Exercise
Provide an exact reproduction of every entry.

** START Material for this task **

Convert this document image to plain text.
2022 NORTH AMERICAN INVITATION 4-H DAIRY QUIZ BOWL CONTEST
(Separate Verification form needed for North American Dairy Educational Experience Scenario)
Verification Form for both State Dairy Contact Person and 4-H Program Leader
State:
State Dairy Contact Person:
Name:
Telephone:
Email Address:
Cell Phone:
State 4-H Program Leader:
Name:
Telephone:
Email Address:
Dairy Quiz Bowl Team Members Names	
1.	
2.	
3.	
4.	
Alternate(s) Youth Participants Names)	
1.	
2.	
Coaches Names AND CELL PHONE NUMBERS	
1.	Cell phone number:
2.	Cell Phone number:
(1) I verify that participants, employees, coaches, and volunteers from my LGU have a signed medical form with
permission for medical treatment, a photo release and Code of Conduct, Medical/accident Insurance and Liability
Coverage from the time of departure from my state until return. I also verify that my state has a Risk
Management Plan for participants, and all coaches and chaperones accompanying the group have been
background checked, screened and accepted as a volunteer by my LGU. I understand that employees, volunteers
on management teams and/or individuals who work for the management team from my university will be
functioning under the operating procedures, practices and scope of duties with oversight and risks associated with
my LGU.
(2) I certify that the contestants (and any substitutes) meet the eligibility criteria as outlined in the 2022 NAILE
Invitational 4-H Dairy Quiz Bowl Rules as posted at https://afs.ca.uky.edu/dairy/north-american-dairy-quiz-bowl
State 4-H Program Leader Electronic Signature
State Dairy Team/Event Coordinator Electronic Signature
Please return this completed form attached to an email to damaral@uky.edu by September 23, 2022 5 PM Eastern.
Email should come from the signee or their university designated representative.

** END Material for this task **

Exercise answer
Convert this document image to plain text.
2022 NORTH AMERICAN INVITATION 4-H DAIRY QUIZ BOWL CONTEST
(Separate Verification form needed for North American Dairy Educational Experience Scenario)
Verification Form for both State Dairy Contact Person and 4-H Program Leader
State:
State Dairy Contact Person:
Name:
Telephone:
Email Address:
Cell Phone:
State 4-H Program Leader:
Name:
Telephone:
Email Address:
Dairy Quiz Bowl Team Members Names	
1.	
2.	
3.	
4.	
Alternate(s) Youth Participants Names)	
1.	
2.	
Coaches Names AND CELL PHONE NUMBERS	
1.	Cell phone number:
2.	Cell Phone number:
(1) I verify that participants, employees, coaches, and volunteers from my LGU have a signed medical form with
permission for medical treatment, a photo release and Code of Conduct, Medical/accident Insurance and Liability
Coverage from the time of departure from my state until return. I also verify that my state has a Risk
Management Plan for participants, and all coaches and chaperones accompanying the group have been
background checked, screened and accepted as a volunteer by my LGU. I understand that employees, volunteers
on management teams and/or individuals who work for the management team from my university will be
functioning under the operating procedures, practices and scope of duties with oversight and risks associated with
my LGU.
(2) I certify that the contestants (and any substitutes) meet the eligibility criteria as outlined in the 2022 NAILE
Invitational 4-H Dairy Quiz Bowl Rules as posted at https://afs.ca.uky.edu/dairy/north-american-dairy-quiz-bowl
State 4-H Program Leader Electronic Signature
State Dairy Team/Event Coordinator Electronic Signature
Please return this completed form attached to an email to damaral@uky.edu by September 23, 2022 5 PM Eastern.
Email should come from the signee or their university designated representative.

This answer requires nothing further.